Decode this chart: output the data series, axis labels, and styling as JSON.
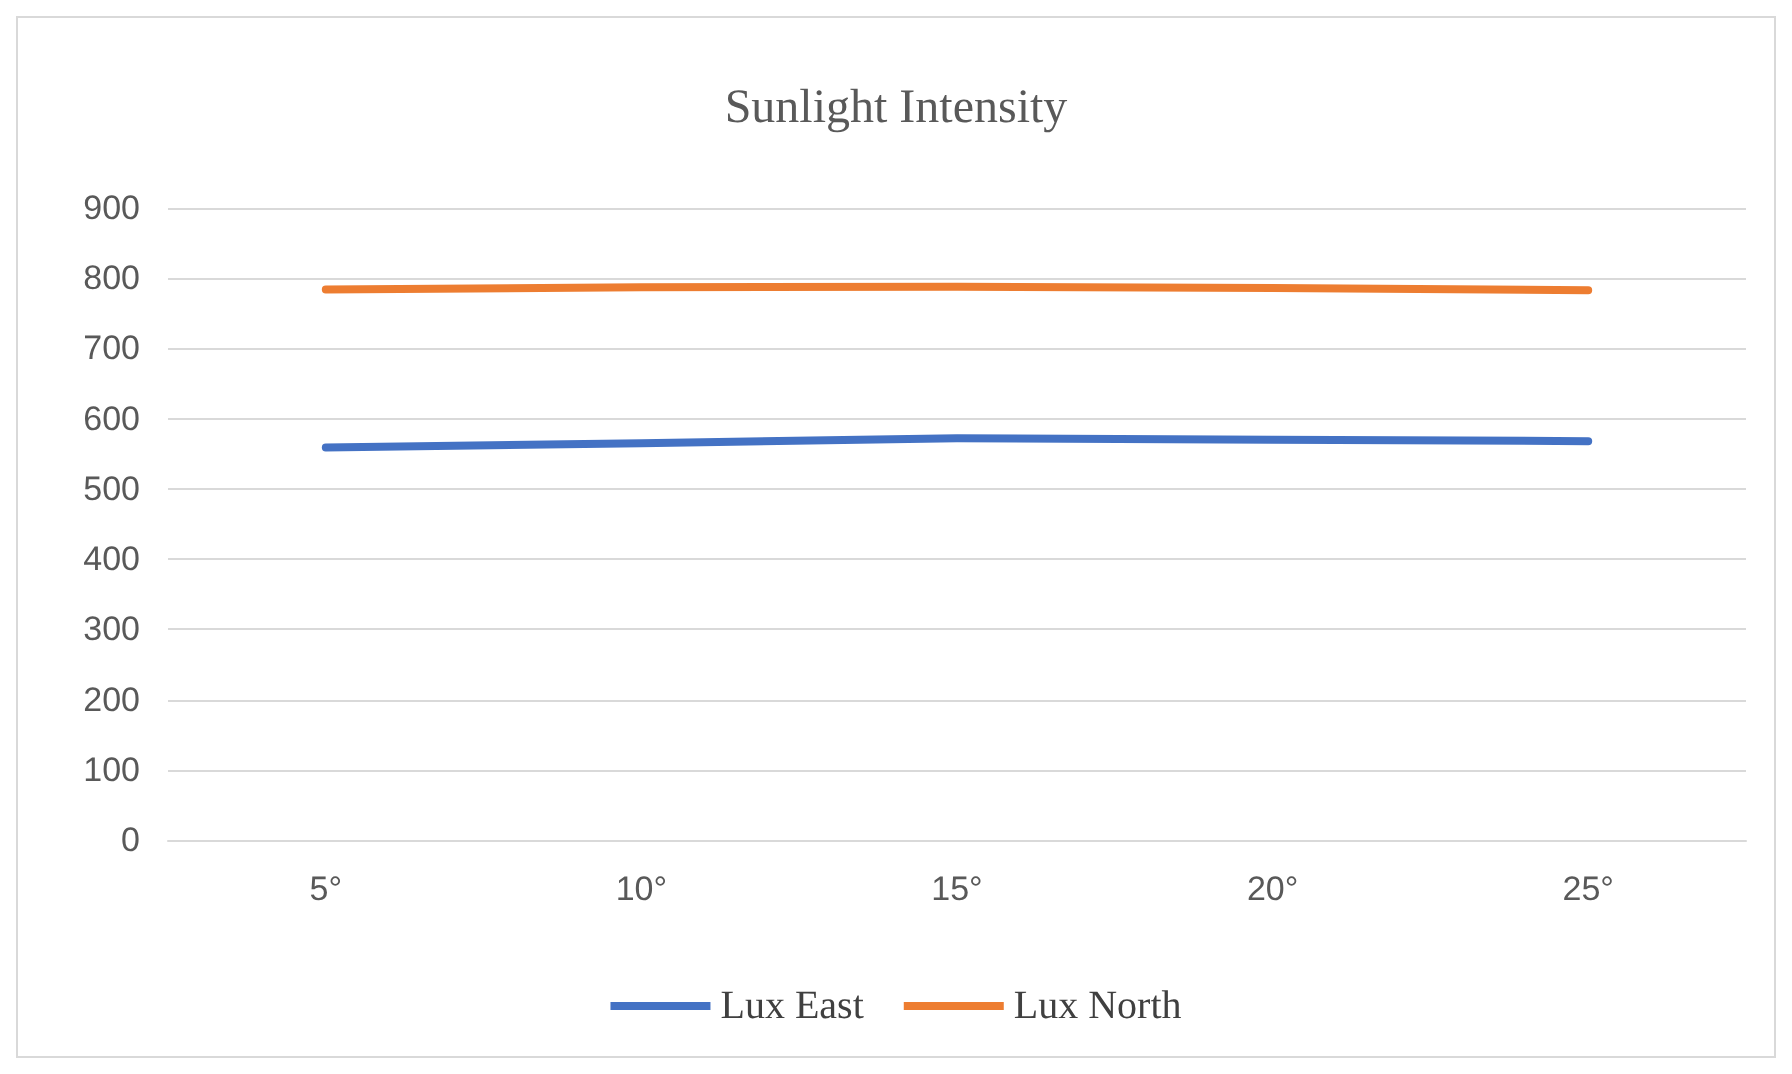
{
  "chart_data": {
    "type": "line",
    "title": "Sunlight Intensity",
    "categories": [
      "5°",
      "10°",
      "15°",
      "20°",
      "25°"
    ],
    "series": [
      {
        "name": "Lux East",
        "color": "#4472c4",
        "values": [
          559,
          565,
          572,
          570,
          568
        ]
      },
      {
        "name": "Lux North",
        "color": "#ed7d31",
        "values": [
          784,
          787,
          788,
          786,
          783
        ]
      }
    ],
    "ylim": [
      0,
      900
    ],
    "yticks": [
      0,
      100,
      200,
      300,
      400,
      500,
      600,
      700,
      800,
      900
    ],
    "grid": "y",
    "legend": "bottom",
    "marker": "none",
    "line_style": "solid"
  }
}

◇ ◇ ◇ ◇

■ **Aim**: Collect the lines of the records that include the string "series".

■ **Reply**:
Decode this chart: output the data series, axis labels, and styling as JSON.
    "series": [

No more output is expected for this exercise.